EXERCISE REQUIREMENTS
Show every line where "santé" occurs.
** Start ITEMS **
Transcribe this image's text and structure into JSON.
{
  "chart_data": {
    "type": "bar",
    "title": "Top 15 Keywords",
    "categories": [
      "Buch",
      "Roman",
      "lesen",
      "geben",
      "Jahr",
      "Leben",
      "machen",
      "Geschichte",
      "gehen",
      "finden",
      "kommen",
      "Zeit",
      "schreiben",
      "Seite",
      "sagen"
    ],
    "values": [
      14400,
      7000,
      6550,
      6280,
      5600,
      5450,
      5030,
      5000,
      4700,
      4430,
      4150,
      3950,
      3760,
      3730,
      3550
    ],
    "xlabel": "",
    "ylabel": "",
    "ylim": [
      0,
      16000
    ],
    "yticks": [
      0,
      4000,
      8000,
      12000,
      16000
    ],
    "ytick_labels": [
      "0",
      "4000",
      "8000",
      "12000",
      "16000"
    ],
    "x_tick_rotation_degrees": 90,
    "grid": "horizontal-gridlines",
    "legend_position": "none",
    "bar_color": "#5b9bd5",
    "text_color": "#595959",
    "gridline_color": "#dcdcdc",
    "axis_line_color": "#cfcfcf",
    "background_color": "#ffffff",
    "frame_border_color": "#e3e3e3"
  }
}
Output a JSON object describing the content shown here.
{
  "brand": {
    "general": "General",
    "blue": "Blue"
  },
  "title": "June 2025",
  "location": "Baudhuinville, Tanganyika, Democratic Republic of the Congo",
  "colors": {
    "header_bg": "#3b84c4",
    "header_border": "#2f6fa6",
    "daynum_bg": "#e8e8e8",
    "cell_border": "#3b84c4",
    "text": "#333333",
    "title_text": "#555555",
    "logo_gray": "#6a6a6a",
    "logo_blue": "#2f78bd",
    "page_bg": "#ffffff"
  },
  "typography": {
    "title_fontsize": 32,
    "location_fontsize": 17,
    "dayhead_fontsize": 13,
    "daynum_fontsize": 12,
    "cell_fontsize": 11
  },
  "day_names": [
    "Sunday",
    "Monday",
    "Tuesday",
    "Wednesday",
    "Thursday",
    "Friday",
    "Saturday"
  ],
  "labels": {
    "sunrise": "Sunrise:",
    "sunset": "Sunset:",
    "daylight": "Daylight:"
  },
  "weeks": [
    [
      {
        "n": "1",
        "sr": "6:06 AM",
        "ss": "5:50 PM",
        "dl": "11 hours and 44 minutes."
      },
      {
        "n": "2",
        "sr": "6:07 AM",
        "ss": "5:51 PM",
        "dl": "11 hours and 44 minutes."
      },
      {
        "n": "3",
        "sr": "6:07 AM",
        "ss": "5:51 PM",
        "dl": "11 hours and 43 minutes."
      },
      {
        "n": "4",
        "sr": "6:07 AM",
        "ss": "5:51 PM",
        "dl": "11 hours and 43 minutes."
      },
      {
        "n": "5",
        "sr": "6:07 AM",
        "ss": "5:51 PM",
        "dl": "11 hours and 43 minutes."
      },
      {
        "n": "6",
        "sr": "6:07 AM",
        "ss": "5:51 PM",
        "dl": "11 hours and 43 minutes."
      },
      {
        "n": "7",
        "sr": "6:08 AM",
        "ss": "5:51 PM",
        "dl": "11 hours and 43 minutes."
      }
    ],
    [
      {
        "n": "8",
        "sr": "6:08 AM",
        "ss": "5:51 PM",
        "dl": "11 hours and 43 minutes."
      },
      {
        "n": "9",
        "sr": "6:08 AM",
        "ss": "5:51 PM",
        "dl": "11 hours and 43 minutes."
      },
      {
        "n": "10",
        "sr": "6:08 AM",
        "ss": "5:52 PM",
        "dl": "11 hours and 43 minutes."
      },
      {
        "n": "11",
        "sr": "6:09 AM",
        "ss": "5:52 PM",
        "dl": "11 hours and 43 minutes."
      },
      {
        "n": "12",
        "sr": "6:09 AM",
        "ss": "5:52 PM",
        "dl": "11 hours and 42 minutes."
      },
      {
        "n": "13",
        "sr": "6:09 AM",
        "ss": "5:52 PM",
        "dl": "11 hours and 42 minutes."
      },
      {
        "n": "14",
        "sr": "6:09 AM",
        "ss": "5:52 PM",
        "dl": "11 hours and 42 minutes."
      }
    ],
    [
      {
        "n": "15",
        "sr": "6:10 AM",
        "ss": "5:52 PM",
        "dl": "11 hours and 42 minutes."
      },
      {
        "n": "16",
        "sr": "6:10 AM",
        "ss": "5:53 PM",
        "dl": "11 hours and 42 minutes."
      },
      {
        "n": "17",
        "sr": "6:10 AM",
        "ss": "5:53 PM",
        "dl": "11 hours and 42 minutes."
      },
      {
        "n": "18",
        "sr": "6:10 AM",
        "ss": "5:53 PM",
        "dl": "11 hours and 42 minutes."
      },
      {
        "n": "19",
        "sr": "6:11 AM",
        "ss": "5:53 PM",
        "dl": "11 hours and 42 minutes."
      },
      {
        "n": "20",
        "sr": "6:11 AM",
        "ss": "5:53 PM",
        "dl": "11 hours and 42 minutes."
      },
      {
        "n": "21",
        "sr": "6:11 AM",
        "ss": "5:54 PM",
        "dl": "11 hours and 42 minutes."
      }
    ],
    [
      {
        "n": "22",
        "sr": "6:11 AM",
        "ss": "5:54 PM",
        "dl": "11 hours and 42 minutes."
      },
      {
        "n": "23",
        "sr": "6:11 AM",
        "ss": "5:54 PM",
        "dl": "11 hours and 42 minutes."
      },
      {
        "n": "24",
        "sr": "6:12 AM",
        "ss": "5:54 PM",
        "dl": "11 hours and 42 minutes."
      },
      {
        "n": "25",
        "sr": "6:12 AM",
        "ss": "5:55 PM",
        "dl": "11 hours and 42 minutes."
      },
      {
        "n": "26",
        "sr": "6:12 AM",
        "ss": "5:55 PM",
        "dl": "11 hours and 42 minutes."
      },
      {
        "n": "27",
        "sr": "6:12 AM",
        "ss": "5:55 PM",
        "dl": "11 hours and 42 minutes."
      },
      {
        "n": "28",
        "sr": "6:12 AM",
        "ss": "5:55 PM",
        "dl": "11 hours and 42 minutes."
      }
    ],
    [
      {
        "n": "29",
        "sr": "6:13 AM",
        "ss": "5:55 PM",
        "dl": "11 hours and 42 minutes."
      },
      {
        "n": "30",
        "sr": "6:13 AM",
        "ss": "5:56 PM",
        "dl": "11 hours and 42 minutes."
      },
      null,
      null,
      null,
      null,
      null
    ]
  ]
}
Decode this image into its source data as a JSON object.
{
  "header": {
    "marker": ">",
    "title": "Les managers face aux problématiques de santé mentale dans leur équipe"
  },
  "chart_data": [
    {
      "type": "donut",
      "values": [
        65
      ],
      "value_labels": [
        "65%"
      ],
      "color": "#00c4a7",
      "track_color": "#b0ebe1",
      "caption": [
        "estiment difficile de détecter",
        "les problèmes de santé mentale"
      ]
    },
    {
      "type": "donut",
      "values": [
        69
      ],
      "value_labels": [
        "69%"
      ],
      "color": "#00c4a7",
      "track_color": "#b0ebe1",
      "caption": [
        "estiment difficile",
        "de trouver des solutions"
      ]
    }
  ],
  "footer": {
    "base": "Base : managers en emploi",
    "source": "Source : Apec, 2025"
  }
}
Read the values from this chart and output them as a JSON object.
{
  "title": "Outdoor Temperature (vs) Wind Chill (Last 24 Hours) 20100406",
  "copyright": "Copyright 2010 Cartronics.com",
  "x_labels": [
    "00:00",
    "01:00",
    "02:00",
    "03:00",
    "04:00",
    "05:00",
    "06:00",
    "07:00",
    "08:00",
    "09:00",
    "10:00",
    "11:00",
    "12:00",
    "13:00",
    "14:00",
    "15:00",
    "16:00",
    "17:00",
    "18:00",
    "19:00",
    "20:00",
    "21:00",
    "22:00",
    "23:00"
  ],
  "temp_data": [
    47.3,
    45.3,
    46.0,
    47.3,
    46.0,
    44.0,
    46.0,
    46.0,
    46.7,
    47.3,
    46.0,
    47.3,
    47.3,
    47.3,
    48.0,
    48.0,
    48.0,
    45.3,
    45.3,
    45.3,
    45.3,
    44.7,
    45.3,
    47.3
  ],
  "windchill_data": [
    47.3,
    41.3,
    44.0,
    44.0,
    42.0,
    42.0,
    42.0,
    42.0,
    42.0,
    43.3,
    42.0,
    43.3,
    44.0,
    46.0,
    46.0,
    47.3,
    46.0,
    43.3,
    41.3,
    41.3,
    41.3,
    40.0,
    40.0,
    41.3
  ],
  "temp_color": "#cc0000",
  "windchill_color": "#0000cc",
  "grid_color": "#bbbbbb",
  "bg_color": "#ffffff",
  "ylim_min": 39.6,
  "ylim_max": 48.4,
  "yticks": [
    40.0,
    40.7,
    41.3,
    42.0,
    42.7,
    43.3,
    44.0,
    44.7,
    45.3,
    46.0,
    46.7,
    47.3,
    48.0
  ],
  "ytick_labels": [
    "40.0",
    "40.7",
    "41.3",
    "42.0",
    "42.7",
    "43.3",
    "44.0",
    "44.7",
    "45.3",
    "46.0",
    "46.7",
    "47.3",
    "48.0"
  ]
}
** End ITEMS **
EXPECTED OUTPUT
    "title": "Les managers face aux problématiques de santé mentale dans leur équipe"
        "les problèmes de santé mentale"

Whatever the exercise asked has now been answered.